What is expected: Pictures do not belong in the copy; quote every entry below exactly.

— BEGIN Supplied records —

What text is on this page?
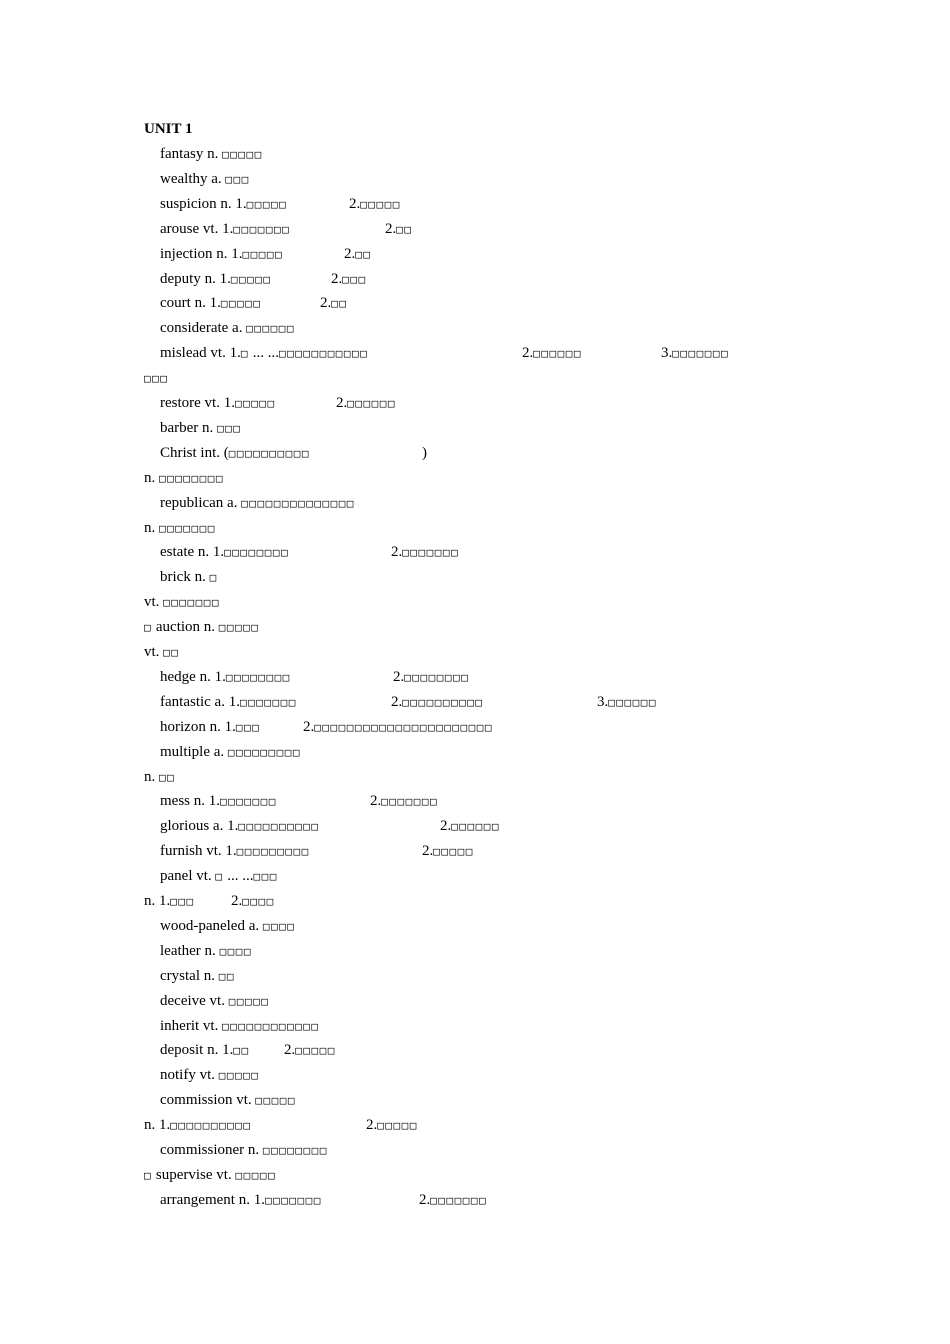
UNIT 1
fantasy n. □□□□□
wealthy a. □□□
suspicion n. 1.□□□□□	2.□□□□□
arouse vt. 1.□□□□□□□	2.□□
injection n. 1.□□□□□	2.□□
deputy n. 1.□□□□□	2.□□□
court n. 1.□□□□□	2.□□
considerate a. □□□□□□
mislead vt. 1.□ ... ...□□□□□□□□□□□	2.□□□□□□	3.□□□□□□□
□□□
restore vt. 1.□□□□□	2.□□□□□□
barber n. □□□
Christ int. (□□□□□□□□□□	)
n. □□□□□□□□
republican a. □□□□□□□□□□□□□□
n. □□□□□□□
estate n. 1.□□□□□□□□	2.□□□□□□□
brick n. □
vt. □□□□□□□
□ auction n. □□□□□
vt. □□
hedge n. 1.□□□□□□□□	2.□□□□□□□□
fantastic a. 1.□□□□□□□	2.□□□□□□□□□□	3.□□□□□□
horizon n. 1.□□□	2.□□□□□□□□□□□□□□□□□□□□□□
multiple a. □□□□□□□□□
n. □□
mess n. 1.□□□□□□□	2.□□□□□□□
glorious a. 1.□□□□□□□□□□	2.□□□□□□
furnish vt. 1.□□□□□□□□□	2.□□□□□
panel vt. □ ... ...□□□
n. 1.□□□ 2.□□□□
wood-paneled a. □□□□
leather n. □□□□
crystal n. □□
deceive vt. □□□□□
inherit vt. □□□□□□□□□□□□
deposit n. 1.□□ 2.□□□□□
notify vt. □□□□□
commission vt. □□□□□
n. 1.□□□□□□□□□□	2.□□□□□
commissioner n. □□□□□□□□
□ supervise vt. □□□□□
arrangement n. 1.□□□□□□□	2.□□□□□□□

— END Supplied records —

Solution below:
What text is on this page?
UNIT 1
fantasy n. □□□□□
wealthy a. □□□
suspicion n. 1.□□□□□	2.□□□□□
arouse vt. 1.□□□□□□□	2.□□
injection n. 1.□□□□□	2.□□
deputy n. 1.□□□□□	2.□□□
court n. 1.□□□□□	2.□□
considerate a. □□□□□□
mislead vt. 1.□ ... ...□□□□□□□□□□□	2.□□□□□□	3.□□□□□□□
□□□
restore vt. 1.□□□□□	2.□□□□□□
barber n. □□□
Christ int. (□□□□□□□□□□	)
n. □□□□□□□□
republican a. □□□□□□□□□□□□□□
n. □□□□□□□
estate n. 1.□□□□□□□□	2.□□□□□□□
brick n. □
vt. □□□□□□□
□ auction n. □□□□□
vt. □□
hedge n. 1.□□□□□□□□	2.□□□□□□□□
fantastic a. 1.□□□□□□□	2.□□□□□□□□□□	3.□□□□□□
horizon n. 1.□□□	2.□□□□□□□□□□□□□□□□□□□□□□
multiple a. □□□□□□□□□
n. □□
mess n. 1.□□□□□□□	2.□□□□□□□
glorious a. 1.□□□□□□□□□□	2.□□□□□□
furnish vt. 1.□□□□□□□□□	2.□□□□□
panel vt. □ ... ...□□□
n. 1.□□□ 2.□□□□
wood-paneled a. □□□□
leather n. □□□□
crystal n. □□
deceive vt. □□□□□
inherit vt. □□□□□□□□□□□□
deposit n. 1.□□ 2.□□□□□
notify vt. □□□□□
commission vt. □□□□□
n. 1.□□□□□□□□□□	2.□□□□□
commissioner n. □□□□□□□□
□ supervise vt. □□□□□
arrangement n. 1.□□□□□□□	2.□□□□□□□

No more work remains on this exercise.